* Exercise instructions: Your task is to filter the data below down to the lines holding "Knight".

* Excerpted records:
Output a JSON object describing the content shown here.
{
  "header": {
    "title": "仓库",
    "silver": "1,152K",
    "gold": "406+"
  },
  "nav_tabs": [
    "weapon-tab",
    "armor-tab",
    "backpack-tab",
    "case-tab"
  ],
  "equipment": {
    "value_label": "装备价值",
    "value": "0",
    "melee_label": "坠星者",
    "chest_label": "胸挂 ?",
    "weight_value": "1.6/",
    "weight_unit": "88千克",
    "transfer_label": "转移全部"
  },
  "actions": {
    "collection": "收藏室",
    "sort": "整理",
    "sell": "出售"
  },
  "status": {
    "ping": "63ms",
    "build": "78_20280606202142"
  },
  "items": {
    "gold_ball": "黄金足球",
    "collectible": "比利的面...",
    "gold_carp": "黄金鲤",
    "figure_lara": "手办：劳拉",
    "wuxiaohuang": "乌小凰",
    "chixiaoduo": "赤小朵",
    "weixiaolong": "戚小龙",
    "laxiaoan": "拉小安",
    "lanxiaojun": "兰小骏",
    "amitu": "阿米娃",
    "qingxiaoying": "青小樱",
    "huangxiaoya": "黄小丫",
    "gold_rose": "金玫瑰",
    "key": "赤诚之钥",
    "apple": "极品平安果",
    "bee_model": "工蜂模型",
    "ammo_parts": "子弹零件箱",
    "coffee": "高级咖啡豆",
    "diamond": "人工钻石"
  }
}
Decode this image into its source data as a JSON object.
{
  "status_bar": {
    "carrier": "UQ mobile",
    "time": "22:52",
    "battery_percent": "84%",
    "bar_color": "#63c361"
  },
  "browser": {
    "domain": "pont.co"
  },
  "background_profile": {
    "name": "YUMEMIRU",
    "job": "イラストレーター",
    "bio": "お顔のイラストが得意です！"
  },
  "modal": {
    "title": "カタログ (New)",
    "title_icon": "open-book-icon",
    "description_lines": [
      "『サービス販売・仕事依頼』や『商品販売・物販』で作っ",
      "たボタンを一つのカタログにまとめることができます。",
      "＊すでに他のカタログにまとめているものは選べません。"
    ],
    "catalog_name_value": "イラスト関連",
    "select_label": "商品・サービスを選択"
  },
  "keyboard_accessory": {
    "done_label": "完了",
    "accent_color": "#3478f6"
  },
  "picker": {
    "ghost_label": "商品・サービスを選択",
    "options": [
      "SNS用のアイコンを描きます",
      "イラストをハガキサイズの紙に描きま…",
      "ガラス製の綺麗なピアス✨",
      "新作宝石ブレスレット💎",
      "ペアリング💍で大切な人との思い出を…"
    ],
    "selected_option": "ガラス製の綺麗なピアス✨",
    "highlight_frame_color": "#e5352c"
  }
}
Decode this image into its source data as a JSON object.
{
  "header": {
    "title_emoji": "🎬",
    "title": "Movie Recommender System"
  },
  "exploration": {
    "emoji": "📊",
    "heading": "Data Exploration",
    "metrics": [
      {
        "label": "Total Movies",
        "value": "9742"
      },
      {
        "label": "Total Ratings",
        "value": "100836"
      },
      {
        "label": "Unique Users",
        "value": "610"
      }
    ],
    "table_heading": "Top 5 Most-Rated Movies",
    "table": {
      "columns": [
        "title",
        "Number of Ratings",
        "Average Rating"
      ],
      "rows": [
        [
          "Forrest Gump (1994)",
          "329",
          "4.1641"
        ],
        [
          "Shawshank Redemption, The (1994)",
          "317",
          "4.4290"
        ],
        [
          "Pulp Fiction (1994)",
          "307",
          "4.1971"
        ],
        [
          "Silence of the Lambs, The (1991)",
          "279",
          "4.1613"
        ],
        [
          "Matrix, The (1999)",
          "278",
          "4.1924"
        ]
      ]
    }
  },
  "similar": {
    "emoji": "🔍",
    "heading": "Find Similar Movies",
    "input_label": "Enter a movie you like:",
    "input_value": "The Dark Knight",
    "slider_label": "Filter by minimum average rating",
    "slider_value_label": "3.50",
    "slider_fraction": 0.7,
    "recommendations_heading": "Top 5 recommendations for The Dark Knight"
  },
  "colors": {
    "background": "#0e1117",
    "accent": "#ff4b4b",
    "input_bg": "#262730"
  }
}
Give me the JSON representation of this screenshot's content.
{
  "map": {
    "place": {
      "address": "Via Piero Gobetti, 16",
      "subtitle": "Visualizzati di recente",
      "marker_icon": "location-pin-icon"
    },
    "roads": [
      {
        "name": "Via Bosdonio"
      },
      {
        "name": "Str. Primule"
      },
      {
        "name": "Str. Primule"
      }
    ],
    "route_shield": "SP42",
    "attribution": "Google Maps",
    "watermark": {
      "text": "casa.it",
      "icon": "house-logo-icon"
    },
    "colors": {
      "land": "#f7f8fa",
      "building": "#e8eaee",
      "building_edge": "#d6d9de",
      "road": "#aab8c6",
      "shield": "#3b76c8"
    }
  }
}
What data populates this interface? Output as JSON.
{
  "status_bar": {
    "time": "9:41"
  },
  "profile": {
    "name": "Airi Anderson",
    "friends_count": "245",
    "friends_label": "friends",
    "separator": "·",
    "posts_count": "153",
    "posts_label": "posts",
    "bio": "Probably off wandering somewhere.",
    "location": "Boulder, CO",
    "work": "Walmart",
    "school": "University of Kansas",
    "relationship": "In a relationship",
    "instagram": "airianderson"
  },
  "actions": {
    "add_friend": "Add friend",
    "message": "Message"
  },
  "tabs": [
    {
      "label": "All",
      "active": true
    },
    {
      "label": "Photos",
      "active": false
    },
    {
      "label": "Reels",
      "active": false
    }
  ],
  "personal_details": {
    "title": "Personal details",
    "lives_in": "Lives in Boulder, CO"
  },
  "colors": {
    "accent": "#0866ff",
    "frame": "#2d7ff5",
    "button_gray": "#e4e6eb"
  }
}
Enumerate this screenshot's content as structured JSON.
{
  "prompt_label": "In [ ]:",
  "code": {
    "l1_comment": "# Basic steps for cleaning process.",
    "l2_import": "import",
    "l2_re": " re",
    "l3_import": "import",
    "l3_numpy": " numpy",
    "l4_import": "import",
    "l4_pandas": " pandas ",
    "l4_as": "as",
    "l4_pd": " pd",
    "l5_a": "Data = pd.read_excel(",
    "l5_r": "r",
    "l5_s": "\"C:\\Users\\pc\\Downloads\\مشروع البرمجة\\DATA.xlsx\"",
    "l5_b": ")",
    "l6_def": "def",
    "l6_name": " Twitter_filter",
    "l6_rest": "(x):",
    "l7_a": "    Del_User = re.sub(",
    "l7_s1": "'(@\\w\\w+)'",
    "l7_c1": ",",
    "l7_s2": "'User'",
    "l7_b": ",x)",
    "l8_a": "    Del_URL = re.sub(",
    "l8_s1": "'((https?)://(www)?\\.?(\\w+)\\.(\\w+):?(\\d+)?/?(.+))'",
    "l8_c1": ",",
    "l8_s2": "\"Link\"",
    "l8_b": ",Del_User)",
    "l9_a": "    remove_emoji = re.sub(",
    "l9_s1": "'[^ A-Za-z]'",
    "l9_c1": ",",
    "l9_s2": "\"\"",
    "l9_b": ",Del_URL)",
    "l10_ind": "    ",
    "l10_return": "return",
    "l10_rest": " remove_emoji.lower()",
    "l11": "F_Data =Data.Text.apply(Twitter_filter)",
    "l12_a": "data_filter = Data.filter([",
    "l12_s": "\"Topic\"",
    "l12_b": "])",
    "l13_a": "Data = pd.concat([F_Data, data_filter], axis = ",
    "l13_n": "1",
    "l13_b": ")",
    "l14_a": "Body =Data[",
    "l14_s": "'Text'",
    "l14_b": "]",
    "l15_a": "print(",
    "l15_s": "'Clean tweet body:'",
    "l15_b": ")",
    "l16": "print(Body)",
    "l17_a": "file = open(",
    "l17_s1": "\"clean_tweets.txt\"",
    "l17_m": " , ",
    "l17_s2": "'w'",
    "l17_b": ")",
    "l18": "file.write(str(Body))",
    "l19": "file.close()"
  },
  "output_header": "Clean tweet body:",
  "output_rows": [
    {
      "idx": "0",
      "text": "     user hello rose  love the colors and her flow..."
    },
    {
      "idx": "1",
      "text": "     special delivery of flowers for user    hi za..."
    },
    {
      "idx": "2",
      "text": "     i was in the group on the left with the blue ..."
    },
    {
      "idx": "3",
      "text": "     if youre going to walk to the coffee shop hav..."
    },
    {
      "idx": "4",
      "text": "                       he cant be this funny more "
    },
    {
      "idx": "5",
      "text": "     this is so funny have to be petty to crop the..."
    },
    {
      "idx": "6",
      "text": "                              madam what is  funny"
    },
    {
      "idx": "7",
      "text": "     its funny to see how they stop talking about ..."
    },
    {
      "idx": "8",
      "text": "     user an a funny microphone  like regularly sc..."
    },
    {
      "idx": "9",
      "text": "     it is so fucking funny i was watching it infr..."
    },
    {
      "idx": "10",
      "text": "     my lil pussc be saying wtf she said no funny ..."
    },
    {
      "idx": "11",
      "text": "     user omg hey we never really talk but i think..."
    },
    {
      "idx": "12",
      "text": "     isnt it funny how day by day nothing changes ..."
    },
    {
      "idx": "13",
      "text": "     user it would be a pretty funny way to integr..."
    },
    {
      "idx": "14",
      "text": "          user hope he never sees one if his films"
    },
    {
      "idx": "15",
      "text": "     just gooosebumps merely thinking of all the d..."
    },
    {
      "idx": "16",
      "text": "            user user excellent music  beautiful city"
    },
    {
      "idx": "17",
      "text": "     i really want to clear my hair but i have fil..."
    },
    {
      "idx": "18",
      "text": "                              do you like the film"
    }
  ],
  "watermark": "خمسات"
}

* Output:
    "input_value": "The Dark Knight",
    "recommendations_heading": "Top 5 recommendations for The Dark Knight"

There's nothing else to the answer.